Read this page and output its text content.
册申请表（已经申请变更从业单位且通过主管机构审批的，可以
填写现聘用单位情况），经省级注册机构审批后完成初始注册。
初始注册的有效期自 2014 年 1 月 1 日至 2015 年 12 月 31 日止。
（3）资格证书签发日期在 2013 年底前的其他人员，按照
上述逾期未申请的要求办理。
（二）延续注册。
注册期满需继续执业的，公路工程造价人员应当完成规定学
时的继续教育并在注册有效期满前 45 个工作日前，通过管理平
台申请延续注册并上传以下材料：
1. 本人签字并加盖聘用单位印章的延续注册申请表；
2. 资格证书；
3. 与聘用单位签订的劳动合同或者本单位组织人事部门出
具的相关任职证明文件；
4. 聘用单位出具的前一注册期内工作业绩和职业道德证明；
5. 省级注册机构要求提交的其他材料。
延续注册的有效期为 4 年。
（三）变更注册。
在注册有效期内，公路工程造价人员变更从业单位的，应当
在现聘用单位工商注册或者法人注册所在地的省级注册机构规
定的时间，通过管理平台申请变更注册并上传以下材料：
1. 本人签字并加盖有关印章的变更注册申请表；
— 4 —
-------------------------
Written problem:
Print the complete listing again, exactly as it stands.

Complete output:
Read this page and output its text content.
册申请表（已经申请变更从业单位且通过主管机构审批的，可以
填写现聘用单位情况），经省级注册机构审批后完成初始注册。
初始注册的有效期自 2014 年 1 月 1 日至 2015 年 12 月 31 日止。
（3）资格证书签发日期在 2013 年底前的其他人员，按照
上述逾期未申请的要求办理。
（二）延续注册。
注册期满需继续执业的，公路工程造价人员应当完成规定学
时的继续教育并在注册有效期满前 45 个工作日前，通过管理平
台申请延续注册并上传以下材料：
1. 本人签字并加盖聘用单位印章的延续注册申请表；
2. 资格证书；
3. 与聘用单位签订的劳动合同或者本单位组织人事部门出
具的相关任职证明文件；
4. 聘用单位出具的前一注册期内工作业绩和职业道德证明；
5. 省级注册机构要求提交的其他材料。
延续注册的有效期为 4 年。
（三）变更注册。
在注册有效期内，公路工程造价人员变更从业单位的，应当
在现聘用单位工商注册或者法人注册所在地的省级注册机构规
定的时间，通过管理平台申请变更注册并上传以下材料：
1. 本人签字并加盖有关印章的变更注册申请表；
— 4 —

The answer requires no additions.